Description of the task. Gather all lines in the data that hold the string "name".
** start of Excerpted records **
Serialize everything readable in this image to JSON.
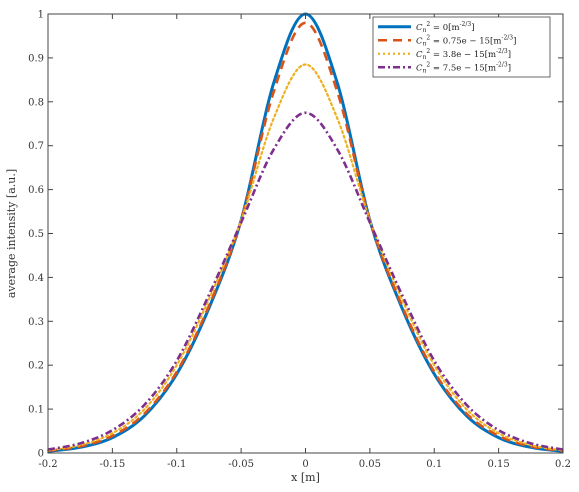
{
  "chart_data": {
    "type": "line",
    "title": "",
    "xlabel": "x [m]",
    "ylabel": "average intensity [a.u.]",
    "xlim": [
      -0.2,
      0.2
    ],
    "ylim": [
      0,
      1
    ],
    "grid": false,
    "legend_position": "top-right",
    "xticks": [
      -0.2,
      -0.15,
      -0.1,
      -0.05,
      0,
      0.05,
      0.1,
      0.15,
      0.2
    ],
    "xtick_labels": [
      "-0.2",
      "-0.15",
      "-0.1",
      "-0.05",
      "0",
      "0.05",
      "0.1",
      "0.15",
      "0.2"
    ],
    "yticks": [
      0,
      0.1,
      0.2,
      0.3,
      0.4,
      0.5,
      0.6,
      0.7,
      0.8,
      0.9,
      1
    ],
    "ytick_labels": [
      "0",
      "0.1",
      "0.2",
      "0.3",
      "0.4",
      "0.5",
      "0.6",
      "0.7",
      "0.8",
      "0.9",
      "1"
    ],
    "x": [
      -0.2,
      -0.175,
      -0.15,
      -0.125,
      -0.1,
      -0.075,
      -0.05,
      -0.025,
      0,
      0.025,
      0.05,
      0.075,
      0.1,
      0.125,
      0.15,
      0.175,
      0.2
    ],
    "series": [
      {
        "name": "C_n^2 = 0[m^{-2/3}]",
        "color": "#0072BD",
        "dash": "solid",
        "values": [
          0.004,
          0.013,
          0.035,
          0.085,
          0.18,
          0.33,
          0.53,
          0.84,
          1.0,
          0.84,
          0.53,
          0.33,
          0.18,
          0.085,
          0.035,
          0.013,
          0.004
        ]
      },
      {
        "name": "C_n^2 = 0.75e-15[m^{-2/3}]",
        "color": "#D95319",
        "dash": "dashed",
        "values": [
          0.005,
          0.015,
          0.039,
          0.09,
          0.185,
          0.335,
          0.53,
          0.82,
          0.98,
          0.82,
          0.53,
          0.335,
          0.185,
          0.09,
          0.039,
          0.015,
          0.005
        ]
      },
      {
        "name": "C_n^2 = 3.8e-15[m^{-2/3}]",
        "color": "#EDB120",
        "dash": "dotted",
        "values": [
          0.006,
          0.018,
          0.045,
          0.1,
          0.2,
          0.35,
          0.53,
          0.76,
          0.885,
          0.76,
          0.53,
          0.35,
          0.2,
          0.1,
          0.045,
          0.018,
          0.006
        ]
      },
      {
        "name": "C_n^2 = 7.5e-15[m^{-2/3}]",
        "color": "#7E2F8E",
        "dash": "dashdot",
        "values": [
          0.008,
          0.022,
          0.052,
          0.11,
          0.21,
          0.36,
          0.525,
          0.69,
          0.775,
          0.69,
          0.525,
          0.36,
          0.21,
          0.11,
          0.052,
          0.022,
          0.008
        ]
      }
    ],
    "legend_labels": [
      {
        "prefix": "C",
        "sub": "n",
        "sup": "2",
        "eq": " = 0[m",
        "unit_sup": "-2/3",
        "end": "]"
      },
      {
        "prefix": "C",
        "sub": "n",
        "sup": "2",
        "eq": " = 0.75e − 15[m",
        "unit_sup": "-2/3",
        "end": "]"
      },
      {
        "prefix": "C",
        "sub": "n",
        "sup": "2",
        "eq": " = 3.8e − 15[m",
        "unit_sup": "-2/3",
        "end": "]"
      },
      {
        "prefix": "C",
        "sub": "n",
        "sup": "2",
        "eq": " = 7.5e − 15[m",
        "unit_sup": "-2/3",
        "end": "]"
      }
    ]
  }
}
** end of Excerpted records **
Solution for this problem.
        "name": "C_n^2 = 0[m^{-2/3}]",
        "name": "C_n^2 = 0.75e-15[m^{-2/3}]",
        "name": "C_n^2 = 3.8e-15[m^{-2/3}]",
        "name": "C_n^2 = 7.5e-15[m^{-2/3}]",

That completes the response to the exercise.